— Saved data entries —
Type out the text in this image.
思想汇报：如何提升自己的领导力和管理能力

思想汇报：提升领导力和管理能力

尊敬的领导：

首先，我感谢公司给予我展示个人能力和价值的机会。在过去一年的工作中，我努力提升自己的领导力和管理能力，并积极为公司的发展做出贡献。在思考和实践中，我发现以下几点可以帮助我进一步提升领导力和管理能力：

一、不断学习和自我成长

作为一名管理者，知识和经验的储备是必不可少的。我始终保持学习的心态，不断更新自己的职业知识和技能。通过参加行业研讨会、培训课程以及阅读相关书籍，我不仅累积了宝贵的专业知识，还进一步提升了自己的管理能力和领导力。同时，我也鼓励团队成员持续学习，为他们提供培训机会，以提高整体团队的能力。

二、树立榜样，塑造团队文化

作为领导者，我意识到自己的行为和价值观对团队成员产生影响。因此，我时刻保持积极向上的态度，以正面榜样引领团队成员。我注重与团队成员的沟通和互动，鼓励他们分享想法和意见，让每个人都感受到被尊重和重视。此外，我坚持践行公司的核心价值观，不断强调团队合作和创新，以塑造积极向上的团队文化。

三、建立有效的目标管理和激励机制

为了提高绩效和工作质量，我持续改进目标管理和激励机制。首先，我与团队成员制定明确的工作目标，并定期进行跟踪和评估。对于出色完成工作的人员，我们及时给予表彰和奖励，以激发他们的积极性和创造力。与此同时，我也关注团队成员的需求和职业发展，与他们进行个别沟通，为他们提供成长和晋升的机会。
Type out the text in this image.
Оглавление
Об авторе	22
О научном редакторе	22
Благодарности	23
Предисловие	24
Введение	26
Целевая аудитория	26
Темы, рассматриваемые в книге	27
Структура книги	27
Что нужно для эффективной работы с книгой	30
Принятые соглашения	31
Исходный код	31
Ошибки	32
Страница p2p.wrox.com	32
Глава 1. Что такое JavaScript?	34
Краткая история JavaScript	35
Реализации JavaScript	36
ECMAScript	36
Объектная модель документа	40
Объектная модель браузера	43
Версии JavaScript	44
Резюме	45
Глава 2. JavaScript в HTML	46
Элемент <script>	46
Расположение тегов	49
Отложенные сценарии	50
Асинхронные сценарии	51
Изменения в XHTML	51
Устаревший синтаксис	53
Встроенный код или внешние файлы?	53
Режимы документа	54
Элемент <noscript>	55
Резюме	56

— Set task —
Your task is to repeat the data exactly, with nothing left out.

— Output for this task —
Type out the text in this image.
思想汇报：如何提升自己的领导力和管理能力

思想汇报：提升领导力和管理能力

尊敬的领导：

首先，我感谢公司给予我展示个人能力和价值的机会。在过去一年的工作中，我努力提升自己的领导力和管理能力，并积极为公司的发展做出贡献。在思考和实践中，我发现以下几点可以帮助我进一步提升领导力和管理能力：

一、不断学习和自我成长

作为一名管理者，知识和经验的储备是必不可少的。我始终保持学习的心态，不断更新自己的职业知识和技能。通过参加行业研讨会、培训课程以及阅读相关书籍，我不仅累积了宝贵的专业知识，还进一步提升了自己的管理能力和领导力。同时，我也鼓励团队成员持续学习，为他们提供培训机会，以提高整体团队的能力。

二、树立榜样，塑造团队文化

作为领导者，我意识到自己的行为和价值观对团队成员产生影响。因此，我时刻保持积极向上的态度，以正面榜样引领团队成员。我注重与团队成员的沟通和互动，鼓励他们分享想法和意见，让每个人都感受到被尊重和重视。此外，我坚持践行公司的核心价值观，不断强调团队合作和创新，以塑造积极向上的团队文化。

三、建立有效的目标管理和激励机制

为了提高绩效和工作质量，我持续改进目标管理和激励机制。首先，我与团队成员制定明确的工作目标，并定期进行跟踪和评估。对于出色完成工作的人员，我们及时给予表彰和奖励，以激发他们的积极性和创造力。与此同时，我也关注团队成员的需求和职业发展，与他们进行个别沟通，为他们提供成长和晋升的机会。
Type out the text in this image.
Оглавление
Об авторе	22
О научном редакторе	22
Благодарности	23
Предисловие	24
Введение	26
Целевая аудитория	26
Темы, рассматриваемые в книге	27
Структура книги	27
Что нужно для эффективной работы с книгой	30
Принятые соглашения	31
Исходный код	31
Ошибки	32
Страница p2p.wrox.com	32
Глава 1. Что такое JavaScript?	34
Краткая история JavaScript	35
Реализации JavaScript	36
ECMAScript	36
Объектная модель документа	40
Объектная модель браузера	43
Версии JavaScript	44
Резюме	45
Глава 2. JavaScript в HTML	46
Элемент <script>	46
Расположение тегов	49
Отложенные сценарии	50
Асинхронные сценарии	51
Изменения в XHTML	51
Устаревший синтаксис	53
Встроенный код или внешние файлы?	53
Режимы документа	54
Элемент <noscript>	55
Резюме	56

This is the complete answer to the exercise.